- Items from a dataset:
§

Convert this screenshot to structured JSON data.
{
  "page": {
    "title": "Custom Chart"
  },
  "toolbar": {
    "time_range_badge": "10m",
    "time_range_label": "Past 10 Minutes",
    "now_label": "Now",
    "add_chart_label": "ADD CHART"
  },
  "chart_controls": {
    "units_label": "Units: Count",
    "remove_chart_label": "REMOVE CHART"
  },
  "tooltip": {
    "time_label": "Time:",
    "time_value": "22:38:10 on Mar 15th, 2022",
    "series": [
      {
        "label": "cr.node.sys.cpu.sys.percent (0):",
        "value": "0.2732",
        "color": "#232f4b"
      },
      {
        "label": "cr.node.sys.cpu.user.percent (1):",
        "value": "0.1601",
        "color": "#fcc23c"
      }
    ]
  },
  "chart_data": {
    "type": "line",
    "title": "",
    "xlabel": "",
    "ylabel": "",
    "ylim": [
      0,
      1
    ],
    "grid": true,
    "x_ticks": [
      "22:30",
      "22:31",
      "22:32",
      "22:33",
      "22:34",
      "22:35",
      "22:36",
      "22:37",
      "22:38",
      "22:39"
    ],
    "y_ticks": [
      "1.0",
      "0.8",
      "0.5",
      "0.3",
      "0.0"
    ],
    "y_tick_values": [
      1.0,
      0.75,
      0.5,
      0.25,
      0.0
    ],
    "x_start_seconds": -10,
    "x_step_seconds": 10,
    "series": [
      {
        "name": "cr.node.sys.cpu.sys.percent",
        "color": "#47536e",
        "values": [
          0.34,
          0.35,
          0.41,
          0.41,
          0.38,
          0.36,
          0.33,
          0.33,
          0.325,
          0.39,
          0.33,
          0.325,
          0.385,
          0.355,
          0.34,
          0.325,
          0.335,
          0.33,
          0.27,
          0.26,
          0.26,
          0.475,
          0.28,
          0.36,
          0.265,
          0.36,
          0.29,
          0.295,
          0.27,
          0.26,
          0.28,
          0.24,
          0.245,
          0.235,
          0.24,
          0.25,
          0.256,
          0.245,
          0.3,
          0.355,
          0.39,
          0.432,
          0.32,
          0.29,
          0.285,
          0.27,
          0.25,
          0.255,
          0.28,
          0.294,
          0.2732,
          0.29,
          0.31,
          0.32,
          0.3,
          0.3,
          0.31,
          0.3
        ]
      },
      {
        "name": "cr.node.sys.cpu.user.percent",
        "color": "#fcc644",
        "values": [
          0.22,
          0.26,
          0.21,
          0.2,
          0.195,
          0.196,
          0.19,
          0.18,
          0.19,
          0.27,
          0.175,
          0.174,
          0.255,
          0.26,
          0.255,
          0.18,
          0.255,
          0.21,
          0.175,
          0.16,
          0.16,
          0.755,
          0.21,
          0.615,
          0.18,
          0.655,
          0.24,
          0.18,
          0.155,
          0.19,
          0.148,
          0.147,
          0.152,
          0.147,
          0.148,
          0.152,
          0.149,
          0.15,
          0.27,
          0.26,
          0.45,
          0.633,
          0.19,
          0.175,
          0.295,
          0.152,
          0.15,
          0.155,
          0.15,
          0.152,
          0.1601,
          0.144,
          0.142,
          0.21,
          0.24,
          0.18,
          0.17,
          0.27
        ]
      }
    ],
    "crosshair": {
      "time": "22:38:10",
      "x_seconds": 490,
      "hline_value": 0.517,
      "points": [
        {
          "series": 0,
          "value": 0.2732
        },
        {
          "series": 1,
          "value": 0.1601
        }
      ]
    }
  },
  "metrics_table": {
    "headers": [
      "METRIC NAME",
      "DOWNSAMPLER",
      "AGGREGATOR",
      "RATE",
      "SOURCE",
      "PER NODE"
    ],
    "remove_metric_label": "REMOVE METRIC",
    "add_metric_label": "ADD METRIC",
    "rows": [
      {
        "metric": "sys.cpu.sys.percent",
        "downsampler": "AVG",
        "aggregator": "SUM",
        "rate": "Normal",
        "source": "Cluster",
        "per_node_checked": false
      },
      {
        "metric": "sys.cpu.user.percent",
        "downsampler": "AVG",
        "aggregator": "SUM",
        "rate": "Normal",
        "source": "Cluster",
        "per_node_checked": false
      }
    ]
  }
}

§

- What is expected: Would you reproduce the material above in full, exactly as given?

- Response:
Convert this screenshot to structured JSON data.
{
  "page": {
    "title": "Custom Chart"
  },
  "toolbar": {
    "time_range_badge": "10m",
    "time_range_label": "Past 10 Minutes",
    "now_label": "Now",
    "add_chart_label": "ADD CHART"
  },
  "chart_controls": {
    "units_label": "Units: Count",
    "remove_chart_label": "REMOVE CHART"
  },
  "tooltip": {
    "time_label": "Time:",
    "time_value": "22:38:10 on Mar 15th, 2022",
    "series": [
      {
        "label": "cr.node.sys.cpu.sys.percent (0):",
        "value": "0.2732",
        "color": "#232f4b"
      },
      {
        "label": "cr.node.sys.cpu.user.percent (1):",
        "value": "0.1601",
        "color": "#fcc23c"
      }
    ]
  },
  "chart_data": {
    "type": "line",
    "title": "",
    "xlabel": "",
    "ylabel": "",
    "ylim": [
      0,
      1
    ],
    "grid": true,
    "x_ticks": [
      "22:30",
      "22:31",
      "22:32",
      "22:33",
      "22:34",
      "22:35",
      "22:36",
      "22:37",
      "22:38",
      "22:39"
    ],
    "y_ticks": [
      "1.0",
      "0.8",
      "0.5",
      "0.3",
      "0.0"
    ],
    "y_tick_values": [
      1.0,
      0.75,
      0.5,
      0.25,
      0.0
    ],
    "x_start_seconds": -10,
    "x_step_seconds": 10,
    "series": [
      {
        "name": "cr.node.sys.cpu.sys.percent",
        "color": "#47536e",
        "values": [
          0.34,
          0.35,
          0.41,
          0.41,
          0.38,
          0.36,
          0.33,
          0.33,
          0.325,
          0.39,
          0.33,
          0.325,
          0.385,
          0.355,
          0.34,
          0.325,
          0.335,
          0.33,
          0.27,
          0.26,
          0.26,
          0.475,
          0.28,
          0.36,
          0.265,
          0.36,
          0.29,
          0.295,
          0.27,
          0.26,
          0.28,
          0.24,
          0.245,
          0.235,
          0.24,
          0.25,
          0.256,
          0.245,
          0.3,
          0.355,
          0.39,
          0.432,
          0.32,
          0.29,
          0.285,
          0.27,
          0.25,
          0.255,
          0.28,
          0.294,
          0.2732,
          0.29,
          0.31,
          0.32,
          0.3,
          0.3,
          0.31,
          0.3
        ]
      },
      {
        "name": "cr.node.sys.cpu.user.percent",
        "color": "#fcc644",
        "values": [
          0.22,
          0.26,
          0.21,
          0.2,
          0.195,
          0.196,
          0.19,
          0.18,
          0.19,
          0.27,
          0.175,
          0.174,
          0.255,
          0.26,
          0.255,
          0.18,
          0.255,
          0.21,
          0.175,
          0.16,
          0.16,
          0.755,
          0.21,
          0.615,
          0.18,
          0.655,
          0.24,
          0.18,
          0.155,
          0.19,
          0.148,
          0.147,
          0.152,
          0.147,
          0.148,
          0.152,
          0.149,
          0.15,
          0.27,
          0.26,
          0.45,
          0.633,
          0.19,
          0.175,
          0.295,
          0.152,
          0.15,
          0.155,
          0.15,
          0.152,
          0.1601,
          0.144,
          0.142,
          0.21,
          0.24,
          0.18,
          0.17,
          0.27
        ]
      }
    ],
    "crosshair": {
      "time": "22:38:10",
      "x_seconds": 490,
      "hline_value": 0.517,
      "points": [
        {
          "series": 0,
          "value": 0.2732
        },
        {
          "series": 1,
          "value": 0.1601
        }
      ]
    }
  },
  "metrics_table": {
    "headers": [
      "METRIC NAME",
      "DOWNSAMPLER",
      "AGGREGATOR",
      "RATE",
      "SOURCE",
      "PER NODE"
    ],
    "remove_metric_label": "REMOVE METRIC",
    "add_metric_label": "ADD METRIC",
    "rows": [
      {
        "metric": "sys.cpu.sys.percent",
        "downsampler": "AVG",
        "aggregator": "SUM",
        "rate": "Normal",
        "source": "Cluster",
        "per_node_checked": false
      },
      {
        "metric": "sys.cpu.user.percent",
        "downsampler": "AVG",
        "aggregator": "SUM",
        "rate": "Normal",
        "source": "Cluster",
        "per_node_checked": false
      }
    ]
  }
}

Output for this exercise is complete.